_Your objective_
Exactly repeat the material, dropping every picture from the copy.

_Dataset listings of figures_
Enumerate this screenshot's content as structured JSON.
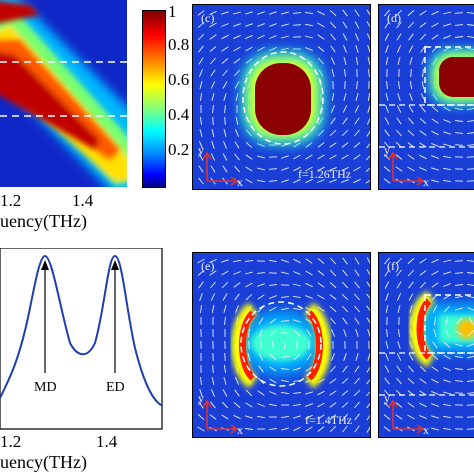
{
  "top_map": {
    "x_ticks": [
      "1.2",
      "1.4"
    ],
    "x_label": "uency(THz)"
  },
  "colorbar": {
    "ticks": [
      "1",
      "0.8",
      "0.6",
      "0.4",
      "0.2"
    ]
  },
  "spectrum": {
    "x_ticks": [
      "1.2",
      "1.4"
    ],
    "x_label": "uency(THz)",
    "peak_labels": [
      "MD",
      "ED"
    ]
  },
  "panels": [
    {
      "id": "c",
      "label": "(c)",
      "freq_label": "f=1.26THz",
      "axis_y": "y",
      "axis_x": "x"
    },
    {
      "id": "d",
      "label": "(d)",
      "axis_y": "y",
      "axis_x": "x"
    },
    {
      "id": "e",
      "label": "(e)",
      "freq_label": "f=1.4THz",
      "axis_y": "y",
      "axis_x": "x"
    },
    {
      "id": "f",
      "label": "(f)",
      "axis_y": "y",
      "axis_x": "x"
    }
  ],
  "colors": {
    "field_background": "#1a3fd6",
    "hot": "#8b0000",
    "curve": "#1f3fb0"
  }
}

_Expected output_
Enumerate this screenshot's content as structured JSON.
{
  "top_map": {
    "x_ticks": [
      "1.2",
      "1.4"
    ],
    "x_label": "uency(THz)"
  },
  "colorbar": {
    "ticks": [
      "1",
      "0.8",
      "0.6",
      "0.4",
      "0.2"
    ]
  },
  "spectrum": {
    "x_ticks": [
      "1.2",
      "1.4"
    ],
    "x_label": "uency(THz)",
    "peak_labels": [
      "MD",
      "ED"
    ]
  },
  "panels": [
    {
      "id": "c",
      "label": "(c)",
      "freq_label": "f=1.26THz",
      "axis_y": "y",
      "axis_x": "x"
    },
    {
      "id": "d",
      "label": "(d)",
      "axis_y": "y",
      "axis_x": "x"
    },
    {
      "id": "e",
      "label": "(e)",
      "freq_label": "f=1.4THz",
      "axis_y": "y",
      "axis_x": "x"
    },
    {
      "id": "f",
      "label": "(f)",
      "axis_y": "y",
      "axis_x": "x"
    }
  ],
  "colors": {
    "field_background": "#1a3fd6",
    "hot": "#8b0000",
    "curve": "#1f3fb0"
  }
}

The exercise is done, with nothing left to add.